• [Given information]
┌──
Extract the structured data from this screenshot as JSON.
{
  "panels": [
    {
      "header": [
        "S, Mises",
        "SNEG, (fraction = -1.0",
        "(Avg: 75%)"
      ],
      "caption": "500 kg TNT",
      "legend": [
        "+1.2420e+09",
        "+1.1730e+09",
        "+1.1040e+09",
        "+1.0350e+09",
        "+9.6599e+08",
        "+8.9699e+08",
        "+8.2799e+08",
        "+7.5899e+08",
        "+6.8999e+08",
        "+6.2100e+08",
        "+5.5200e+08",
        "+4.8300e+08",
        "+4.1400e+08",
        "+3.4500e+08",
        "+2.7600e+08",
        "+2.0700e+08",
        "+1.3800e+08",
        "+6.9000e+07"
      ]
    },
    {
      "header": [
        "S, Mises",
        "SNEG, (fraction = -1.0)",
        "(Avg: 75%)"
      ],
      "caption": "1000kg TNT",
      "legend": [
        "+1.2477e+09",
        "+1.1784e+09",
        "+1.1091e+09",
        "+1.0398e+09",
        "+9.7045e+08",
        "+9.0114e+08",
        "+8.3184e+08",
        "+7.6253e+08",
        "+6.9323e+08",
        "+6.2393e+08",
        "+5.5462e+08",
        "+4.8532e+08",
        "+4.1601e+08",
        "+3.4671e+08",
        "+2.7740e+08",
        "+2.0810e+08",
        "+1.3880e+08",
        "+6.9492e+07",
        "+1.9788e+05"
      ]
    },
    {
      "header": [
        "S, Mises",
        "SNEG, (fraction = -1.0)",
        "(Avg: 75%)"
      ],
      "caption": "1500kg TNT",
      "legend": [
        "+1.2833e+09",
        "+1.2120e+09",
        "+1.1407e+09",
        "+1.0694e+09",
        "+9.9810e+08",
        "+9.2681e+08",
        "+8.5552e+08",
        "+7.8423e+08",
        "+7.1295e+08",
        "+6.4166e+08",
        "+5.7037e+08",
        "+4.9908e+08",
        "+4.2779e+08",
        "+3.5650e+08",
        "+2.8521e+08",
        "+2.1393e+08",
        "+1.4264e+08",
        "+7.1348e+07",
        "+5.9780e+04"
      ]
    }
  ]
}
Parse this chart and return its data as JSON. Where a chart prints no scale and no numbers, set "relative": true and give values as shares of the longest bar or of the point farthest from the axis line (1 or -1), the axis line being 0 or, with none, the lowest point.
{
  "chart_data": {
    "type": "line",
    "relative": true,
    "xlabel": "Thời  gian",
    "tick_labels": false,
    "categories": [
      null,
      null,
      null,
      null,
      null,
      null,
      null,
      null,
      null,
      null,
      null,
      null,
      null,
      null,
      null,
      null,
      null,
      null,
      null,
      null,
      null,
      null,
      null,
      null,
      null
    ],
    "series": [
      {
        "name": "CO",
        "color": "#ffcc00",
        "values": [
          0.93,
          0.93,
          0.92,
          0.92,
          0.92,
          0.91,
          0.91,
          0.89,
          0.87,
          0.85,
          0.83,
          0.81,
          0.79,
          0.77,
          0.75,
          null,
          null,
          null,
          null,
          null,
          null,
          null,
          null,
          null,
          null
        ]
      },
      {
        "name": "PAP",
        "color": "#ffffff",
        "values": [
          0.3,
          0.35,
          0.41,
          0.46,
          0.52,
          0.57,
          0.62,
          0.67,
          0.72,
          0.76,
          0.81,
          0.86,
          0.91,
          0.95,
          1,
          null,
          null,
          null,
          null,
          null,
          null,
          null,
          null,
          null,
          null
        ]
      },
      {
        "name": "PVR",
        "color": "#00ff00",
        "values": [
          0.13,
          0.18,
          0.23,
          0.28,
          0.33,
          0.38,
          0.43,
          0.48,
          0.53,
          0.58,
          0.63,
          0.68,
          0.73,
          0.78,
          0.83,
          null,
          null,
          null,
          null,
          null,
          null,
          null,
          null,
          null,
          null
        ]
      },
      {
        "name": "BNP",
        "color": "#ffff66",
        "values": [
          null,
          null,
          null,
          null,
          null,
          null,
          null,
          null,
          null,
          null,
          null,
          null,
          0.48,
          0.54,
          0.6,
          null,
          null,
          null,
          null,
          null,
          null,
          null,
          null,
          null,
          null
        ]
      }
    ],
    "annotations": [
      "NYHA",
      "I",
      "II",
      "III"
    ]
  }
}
└──
• [Directions]
Among the entries, how many lines include the word "true"? Answer with a single number and nothing further.

• [Problem solution]
2